Task instructions —
Every line of the material below must be repeated exactly.

Input for this task —
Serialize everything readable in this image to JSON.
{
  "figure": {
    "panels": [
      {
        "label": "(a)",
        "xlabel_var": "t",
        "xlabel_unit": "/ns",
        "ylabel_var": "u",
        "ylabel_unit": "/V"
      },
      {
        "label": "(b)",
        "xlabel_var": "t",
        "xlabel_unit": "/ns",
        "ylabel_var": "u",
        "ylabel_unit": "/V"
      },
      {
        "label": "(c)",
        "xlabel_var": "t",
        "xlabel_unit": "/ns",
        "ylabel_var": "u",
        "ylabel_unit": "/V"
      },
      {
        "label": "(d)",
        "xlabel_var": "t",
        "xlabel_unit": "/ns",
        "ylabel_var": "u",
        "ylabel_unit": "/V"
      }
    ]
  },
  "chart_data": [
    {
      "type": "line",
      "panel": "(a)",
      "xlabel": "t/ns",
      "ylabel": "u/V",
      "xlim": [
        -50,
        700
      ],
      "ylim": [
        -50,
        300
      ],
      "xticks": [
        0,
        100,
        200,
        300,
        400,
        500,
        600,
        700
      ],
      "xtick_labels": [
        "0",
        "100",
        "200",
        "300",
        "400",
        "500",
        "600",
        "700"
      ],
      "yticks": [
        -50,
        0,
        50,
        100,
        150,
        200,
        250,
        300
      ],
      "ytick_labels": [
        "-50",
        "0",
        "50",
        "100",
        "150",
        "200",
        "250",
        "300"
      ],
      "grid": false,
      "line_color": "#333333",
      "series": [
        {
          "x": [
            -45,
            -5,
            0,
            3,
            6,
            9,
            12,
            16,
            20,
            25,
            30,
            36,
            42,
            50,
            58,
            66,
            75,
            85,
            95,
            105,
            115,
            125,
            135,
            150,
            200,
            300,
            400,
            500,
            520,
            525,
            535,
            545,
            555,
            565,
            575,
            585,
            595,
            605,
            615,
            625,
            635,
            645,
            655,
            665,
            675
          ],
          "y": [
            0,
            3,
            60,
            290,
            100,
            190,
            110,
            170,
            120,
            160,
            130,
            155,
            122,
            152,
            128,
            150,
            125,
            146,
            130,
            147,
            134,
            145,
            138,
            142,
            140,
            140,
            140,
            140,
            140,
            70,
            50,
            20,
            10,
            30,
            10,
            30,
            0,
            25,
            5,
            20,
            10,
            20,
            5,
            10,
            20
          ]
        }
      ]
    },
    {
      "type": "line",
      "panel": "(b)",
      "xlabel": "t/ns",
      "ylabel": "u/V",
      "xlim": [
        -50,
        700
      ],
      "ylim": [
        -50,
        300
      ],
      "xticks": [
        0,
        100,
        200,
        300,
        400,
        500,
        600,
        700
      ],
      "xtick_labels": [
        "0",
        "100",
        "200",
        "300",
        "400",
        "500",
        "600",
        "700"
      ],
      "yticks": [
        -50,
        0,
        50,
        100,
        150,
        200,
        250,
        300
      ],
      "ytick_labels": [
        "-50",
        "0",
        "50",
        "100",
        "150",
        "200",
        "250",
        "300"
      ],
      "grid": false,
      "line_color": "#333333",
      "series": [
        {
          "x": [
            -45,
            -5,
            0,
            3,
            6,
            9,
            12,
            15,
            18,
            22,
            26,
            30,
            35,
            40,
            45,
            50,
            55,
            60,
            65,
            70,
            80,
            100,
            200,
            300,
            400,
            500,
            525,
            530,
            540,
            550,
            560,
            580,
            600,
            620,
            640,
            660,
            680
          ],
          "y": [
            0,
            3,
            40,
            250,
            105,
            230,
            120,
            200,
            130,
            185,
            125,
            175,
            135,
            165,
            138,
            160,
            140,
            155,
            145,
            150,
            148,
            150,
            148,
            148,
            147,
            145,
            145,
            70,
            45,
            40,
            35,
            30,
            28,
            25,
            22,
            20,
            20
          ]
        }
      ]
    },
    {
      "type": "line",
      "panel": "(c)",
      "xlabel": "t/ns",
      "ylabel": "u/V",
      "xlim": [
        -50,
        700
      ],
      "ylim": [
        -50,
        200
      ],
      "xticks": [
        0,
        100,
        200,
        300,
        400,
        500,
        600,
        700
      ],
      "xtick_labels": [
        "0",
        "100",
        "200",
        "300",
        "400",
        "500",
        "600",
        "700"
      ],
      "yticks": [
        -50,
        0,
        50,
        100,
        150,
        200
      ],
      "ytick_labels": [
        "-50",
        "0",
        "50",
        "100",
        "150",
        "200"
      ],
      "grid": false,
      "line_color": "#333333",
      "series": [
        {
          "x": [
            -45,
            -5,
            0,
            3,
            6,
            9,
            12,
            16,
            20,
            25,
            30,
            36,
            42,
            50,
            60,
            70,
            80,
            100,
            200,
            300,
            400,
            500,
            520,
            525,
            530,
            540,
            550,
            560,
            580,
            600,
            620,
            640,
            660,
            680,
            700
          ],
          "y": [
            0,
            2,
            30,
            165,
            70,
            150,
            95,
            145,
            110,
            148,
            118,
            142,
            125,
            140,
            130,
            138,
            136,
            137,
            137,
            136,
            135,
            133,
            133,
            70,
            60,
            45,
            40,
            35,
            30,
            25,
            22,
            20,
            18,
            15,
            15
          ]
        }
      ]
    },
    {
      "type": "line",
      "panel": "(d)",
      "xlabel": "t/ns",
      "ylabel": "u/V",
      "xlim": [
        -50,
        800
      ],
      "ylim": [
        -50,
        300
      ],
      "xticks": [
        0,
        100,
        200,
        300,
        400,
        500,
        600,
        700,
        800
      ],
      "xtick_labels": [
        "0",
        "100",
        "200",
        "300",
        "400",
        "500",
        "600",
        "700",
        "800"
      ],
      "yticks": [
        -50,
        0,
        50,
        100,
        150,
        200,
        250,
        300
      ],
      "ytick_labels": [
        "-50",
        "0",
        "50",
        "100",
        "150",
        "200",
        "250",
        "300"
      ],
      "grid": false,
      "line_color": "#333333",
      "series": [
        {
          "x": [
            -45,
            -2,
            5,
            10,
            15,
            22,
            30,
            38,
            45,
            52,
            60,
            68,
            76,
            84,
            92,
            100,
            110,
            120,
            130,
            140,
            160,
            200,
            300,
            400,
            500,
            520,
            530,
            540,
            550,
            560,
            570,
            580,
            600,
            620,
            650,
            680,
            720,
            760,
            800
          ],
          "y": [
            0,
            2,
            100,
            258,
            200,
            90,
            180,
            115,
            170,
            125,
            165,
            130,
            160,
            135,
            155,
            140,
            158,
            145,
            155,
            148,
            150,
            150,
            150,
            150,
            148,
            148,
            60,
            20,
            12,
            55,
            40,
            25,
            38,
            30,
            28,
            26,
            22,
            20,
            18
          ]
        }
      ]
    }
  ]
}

Correct result —
Serialize everything readable in this image to JSON.
{
  "figure": {
    "panels": [
      {
        "label": "(a)",
        "xlabel_var": "t",
        "xlabel_unit": "/ns",
        "ylabel_var": "u",
        "ylabel_unit": "/V"
      },
      {
        "label": "(b)",
        "xlabel_var": "t",
        "xlabel_unit": "/ns",
        "ylabel_var": "u",
        "ylabel_unit": "/V"
      },
      {
        "label": "(c)",
        "xlabel_var": "t",
        "xlabel_unit": "/ns",
        "ylabel_var": "u",
        "ylabel_unit": "/V"
      },
      {
        "label": "(d)",
        "xlabel_var": "t",
        "xlabel_unit": "/ns",
        "ylabel_var": "u",
        "ylabel_unit": "/V"
      }
    ]
  },
  "chart_data": [
    {
      "type": "line",
      "panel": "(a)",
      "xlabel": "t/ns",
      "ylabel": "u/V",
      "xlim": [
        -50,
        700
      ],
      "ylim": [
        -50,
        300
      ],
      "xticks": [
        0,
        100,
        200,
        300,
        400,
        500,
        600,
        700
      ],
      "xtick_labels": [
        "0",
        "100",
        "200",
        "300",
        "400",
        "500",
        "600",
        "700"
      ],
      "yticks": [
        -50,
        0,
        50,
        100,
        150,
        200,
        250,
        300
      ],
      "ytick_labels": [
        "-50",
        "0",
        "50",
        "100",
        "150",
        "200",
        "250",
        "300"
      ],
      "grid": false,
      "line_color": "#333333",
      "series": [
        {
          "x": [
            -45,
            -5,
            0,
            3,
            6,
            9,
            12,
            16,
            20,
            25,
            30,
            36,
            42,
            50,
            58,
            66,
            75,
            85,
            95,
            105,
            115,
            125,
            135,
            150,
            200,
            300,
            400,
            500,
            520,
            525,
            535,
            545,
            555,
            565,
            575,
            585,
            595,
            605,
            615,
            625,
            635,
            645,
            655,
            665,
            675
          ],
          "y": [
            0,
            3,
            60,
            290,
            100,
            190,
            110,
            170,
            120,
            160,
            130,
            155,
            122,
            152,
            128,
            150,
            125,
            146,
            130,
            147,
            134,
            145,
            138,
            142,
            140,
            140,
            140,
            140,
            140,
            70,
            50,
            20,
            10,
            30,
            10,
            30,
            0,
            25,
            5,
            20,
            10,
            20,
            5,
            10,
            20
          ]
        }
      ]
    },
    {
      "type": "line",
      "panel": "(b)",
      "xlabel": "t/ns",
      "ylabel": "u/V",
      "xlim": [
        -50,
        700
      ],
      "ylim": [
        -50,
        300
      ],
      "xticks": [
        0,
        100,
        200,
        300,
        400,
        500,
        600,
        700
      ],
      "xtick_labels": [
        "0",
        "100",
        "200",
        "300",
        "400",
        "500",
        "600",
        "700"
      ],
      "yticks": [
        -50,
        0,
        50,
        100,
        150,
        200,
        250,
        300
      ],
      "ytick_labels": [
        "-50",
        "0",
        "50",
        "100",
        "150",
        "200",
        "250",
        "300"
      ],
      "grid": false,
      "line_color": "#333333",
      "series": [
        {
          "x": [
            -45,
            -5,
            0,
            3,
            6,
            9,
            12,
            15,
            18,
            22,
            26,
            30,
            35,
            40,
            45,
            50,
            55,
            60,
            65,
            70,
            80,
            100,
            200,
            300,
            400,
            500,
            525,
            530,
            540,
            550,
            560,
            580,
            600,
            620,
            640,
            660,
            680
          ],
          "y": [
            0,
            3,
            40,
            250,
            105,
            230,
            120,
            200,
            130,
            185,
            125,
            175,
            135,
            165,
            138,
            160,
            140,
            155,
            145,
            150,
            148,
            150,
            148,
            148,
            147,
            145,
            145,
            70,
            45,
            40,
            35,
            30,
            28,
            25,
            22,
            20,
            20
          ]
        }
      ]
    },
    {
      "type": "line",
      "panel": "(c)",
      "xlabel": "t/ns",
      "ylabel": "u/V",
      "xlim": [
        -50,
        700
      ],
      "ylim": [
        -50,
        200
      ],
      "xticks": [
        0,
        100,
        200,
        300,
        400,
        500,
        600,
        700
      ],
      "xtick_labels": [
        "0",
        "100",
        "200",
        "300",
        "400",
        "500",
        "600",
        "700"
      ],
      "yticks": [
        -50,
        0,
        50,
        100,
        150,
        200
      ],
      "ytick_labels": [
        "-50",
        "0",
        "50",
        "100",
        "150",
        "200"
      ],
      "grid": false,
      "line_color": "#333333",
      "series": [
        {
          "x": [
            -45,
            -5,
            0,
            3,
            6,
            9,
            12,
            16,
            20,
            25,
            30,
            36,
            42,
            50,
            60,
            70,
            80,
            100,
            200,
            300,
            400,
            500,
            520,
            525,
            530,
            540,
            550,
            560,
            580,
            600,
            620,
            640,
            660,
            680,
            700
          ],
          "y": [
            0,
            2,
            30,
            165,
            70,
            150,
            95,
            145,
            110,
            148,
            118,
            142,
            125,
            140,
            130,
            138,
            136,
            137,
            137,
            136,
            135,
            133,
            133,
            70,
            60,
            45,
            40,
            35,
            30,
            25,
            22,
            20,
            18,
            15,
            15
          ]
        }
      ]
    },
    {
      "type": "line",
      "panel": "(d)",
      "xlabel": "t/ns",
      "ylabel": "u/V",
      "xlim": [
        -50,
        800
      ],
      "ylim": [
        -50,
        300
      ],
      "xticks": [
        0,
        100,
        200,
        300,
        400,
        500,
        600,
        700,
        800
      ],
      "xtick_labels": [
        "0",
        "100",
        "200",
        "300",
        "400",
        "500",
        "600",
        "700",
        "800"
      ],
      "yticks": [
        -50,
        0,
        50,
        100,
        150,
        200,
        250,
        300
      ],
      "ytick_labels": [
        "-50",
        "0",
        "50",
        "100",
        "150",
        "200",
        "250",
        "300"
      ],
      "grid": false,
      "line_color": "#333333",
      "series": [
        {
          "x": [
            -45,
            -2,
            5,
            10,
            15,
            22,
            30,
            38,
            45,
            52,
            60,
            68,
            76,
            84,
            92,
            100,
            110,
            120,
            130,
            140,
            160,
            200,
            300,
            400,
            500,
            520,
            530,
            540,
            550,
            560,
            570,
            580,
            600,
            620,
            650,
            680,
            720,
            760,
            800
          ],
          "y": [
            0,
            2,
            100,
            258,
            200,
            90,
            180,
            115,
            170,
            125,
            165,
            130,
            160,
            135,
            155,
            140,
            158,
            145,
            155,
            148,
            150,
            150,
            150,
            150,
            148,
            148,
            60,
            20,
            12,
            55,
            40,
            25,
            38,
            30,
            28,
            26,
            22,
            20,
            18
          ]
        }
      ]
    }
  ]
}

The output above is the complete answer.